PROBLEM DETAILS: Read the entries below and pull out each line with the string "this".

(Extracts from a graphics dataset)
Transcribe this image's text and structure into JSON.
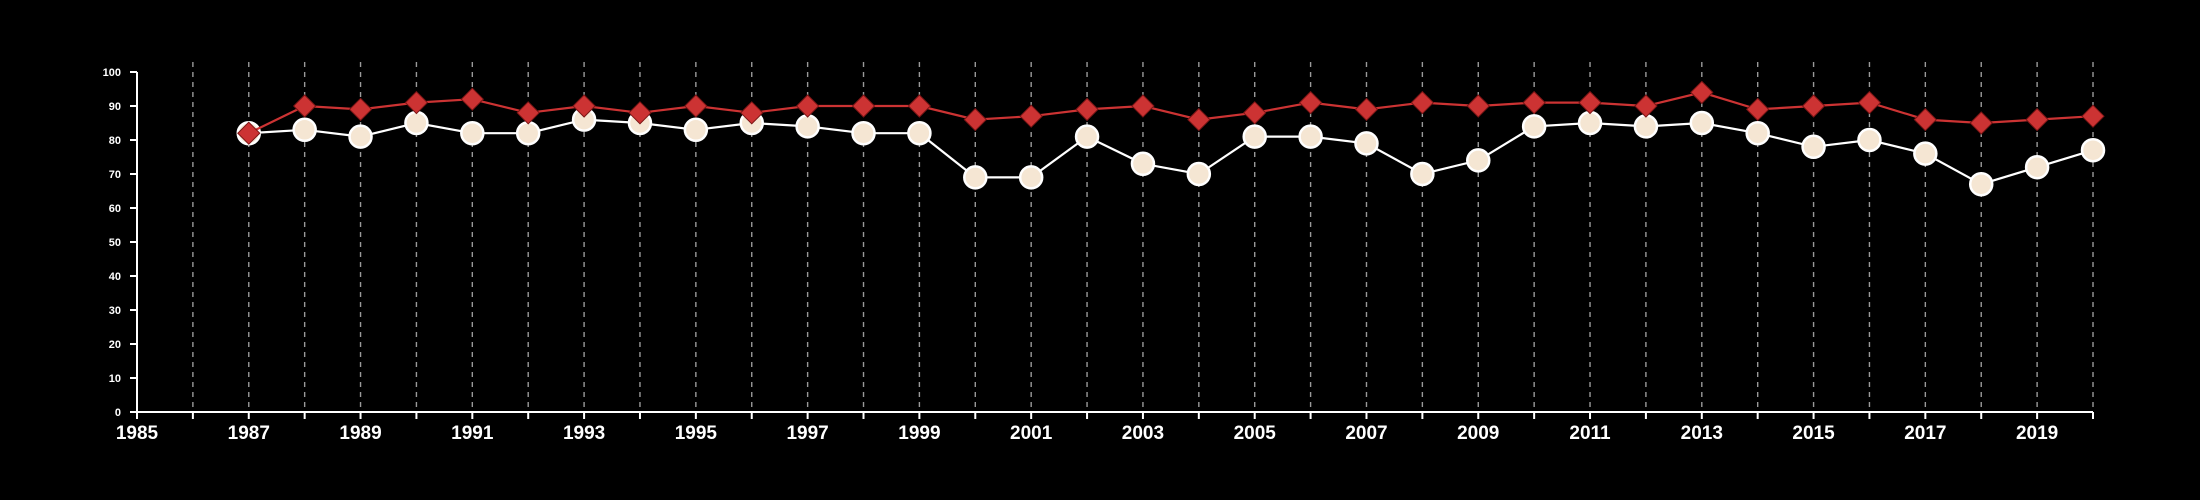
{
  "chart_data": {
    "type": "line",
    "title": "",
    "xlabel": "",
    "ylabel": "",
    "xlim": [
      1985,
      2020
    ],
    "ylim": [
      0,
      100
    ],
    "x_ticks": [
      1985,
      1987,
      1989,
      1991,
      1993,
      1995,
      1997,
      1999,
      2001,
      2003,
      2005,
      2007,
      2009,
      2011,
      2013,
      2015,
      2017,
      2019
    ],
    "x_tick_labels": [
      "1985",
      "1987",
      "1989",
      "1991",
      "1993",
      "1995",
      "1997",
      "1999",
      "2001",
      "2003",
      "2005",
      "2007",
      "2009",
      "2011",
      "2013",
      "2015",
      "2017",
      "2019"
    ],
    "y_ticks": [
      0,
      10,
      20,
      30,
      40,
      50,
      60,
      70,
      80,
      90,
      100
    ],
    "y_tick_labels": [
      "0",
      "10",
      "20",
      "30",
      "40",
      "50",
      "60",
      "70",
      "80",
      "90",
      "100"
    ],
    "grid": "vertical dashed at every year",
    "x": [
      1987,
      1988,
      1989,
      1990,
      1991,
      1992,
      1993,
      1994,
      1995,
      1996,
      1997,
      1998,
      1999,
      2000,
      2001,
      2002,
      2003,
      2004,
      2005,
      2006,
      2007,
      2008,
      2009,
      2010,
      2011,
      2012,
      2013,
      2014,
      2015,
      2016,
      2017,
      2018,
      2019,
      2020
    ],
    "series": [
      {
        "marker": "diamond",
        "color": "#cc3333",
        "values": [
          82,
          90,
          89,
          91,
          92,
          88,
          90,
          88,
          90,
          88,
          90,
          90,
          90,
          86,
          87,
          89,
          90,
          86,
          88,
          91,
          89,
          91,
          90,
          91,
          91,
          90,
          94,
          89,
          90,
          91,
          86,
          85,
          86,
          87
        ]
      },
      {
        "marker": "circle",
        "color": "#f5e6d3",
        "values": [
          82,
          83,
          81,
          85,
          82,
          82,
          86,
          85,
          83,
          85,
          84,
          82,
          82,
          69,
          69,
          81,
          73,
          70,
          81,
          81,
          79,
          70,
          74,
          84,
          85,
          84,
          85,
          82,
          78,
          80,
          76,
          67,
          72,
          77
        ]
      }
    ]
  }
}
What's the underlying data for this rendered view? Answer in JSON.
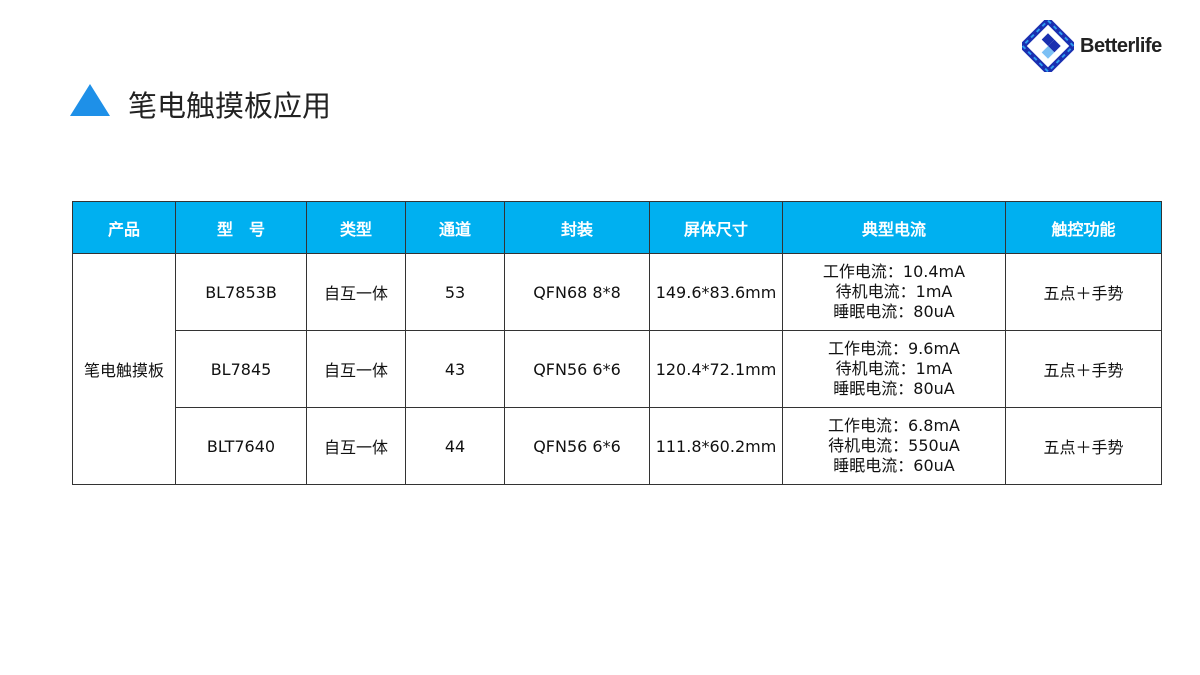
{
  "title": "笔电触摸板应用",
  "logo": {
    "text": "Betterlife",
    "colors": {
      "dark": "#1A2FB0",
      "light": "#2E9BF0"
    }
  },
  "header_color": "#00B0F0",
  "table": {
    "headers": [
      "产品",
      "型　号",
      "类型",
      "通道",
      "封装",
      "屏体尺寸",
      "典型电流",
      "触控功能"
    ],
    "product": "笔电触摸板",
    "rows": [
      {
        "model": "BL7853B",
        "type": "自互一体",
        "channels": "53",
        "package": "QFN68 8*8",
        "size": "149.6*83.6mm",
        "current": [
          "工作电流：10.4mA",
          "待机电流：1mA",
          "睡眠电流：80uA"
        ],
        "function": "五点＋手势"
      },
      {
        "model": "BL7845",
        "type": "自互一体",
        "channels": "43",
        "package": "QFN56 6*6",
        "size": "120.4*72.1mm",
        "current": [
          "工作电流：9.6mA",
          "待机电流：1mA",
          "睡眠电流：80uA"
        ],
        "function": "五点＋手势"
      },
      {
        "model": "BLT7640",
        "type": "自互一体",
        "channels": "44",
        "package": "QFN56 6*6",
        "size": "111.8*60.2mm",
        "current": [
          "工作电流：6.8mA",
          "待机电流：550uA",
          "睡眠电流：60uA"
        ],
        "function": "五点＋手势"
      }
    ]
  }
}
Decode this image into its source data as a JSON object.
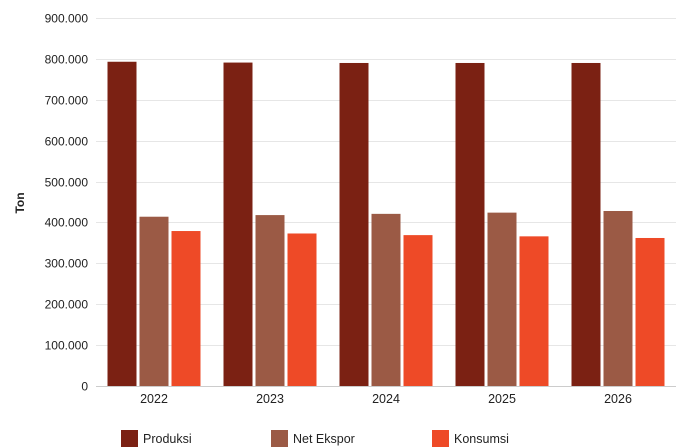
{
  "chart_data": {
    "type": "bar",
    "categories": [
      "2022",
      "2023",
      "2024",
      "2025",
      "2026"
    ],
    "series": [
      {
        "name": "Produksi",
        "color": "#7b2113",
        "values": [
          793000,
          791000,
          790000,
          790000,
          790000
        ]
      },
      {
        "name": "Net Ekspor",
        "color": "#9b5a45",
        "values": [
          414000,
          418000,
          421000,
          424000,
          428000
        ]
      },
      {
        "name": "Konsumsi",
        "color": "#ee4a27",
        "values": [
          379000,
          373000,
          369000,
          366000,
          362000
        ]
      }
    ],
    "ylabel": "Ton",
    "ylim": [
      0,
      900000
    ],
    "yticks": [
      0,
      100000,
      200000,
      300000,
      400000,
      500000,
      600000,
      700000,
      800000,
      900000
    ],
    "ytick_labels": [
      "0",
      "100.000",
      "200.000",
      "300.000",
      "400.000",
      "500.000",
      "600.000",
      "700.000",
      "800.000",
      "900.000"
    ],
    "grid": true,
    "legend_position": "bottom"
  }
}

CORRECT RESULT:
Transcribe this image's text and structure into JSON.
What's the underlying data for this rendered view? Answer in JSON.
Decode this image into its source data as a JSON object.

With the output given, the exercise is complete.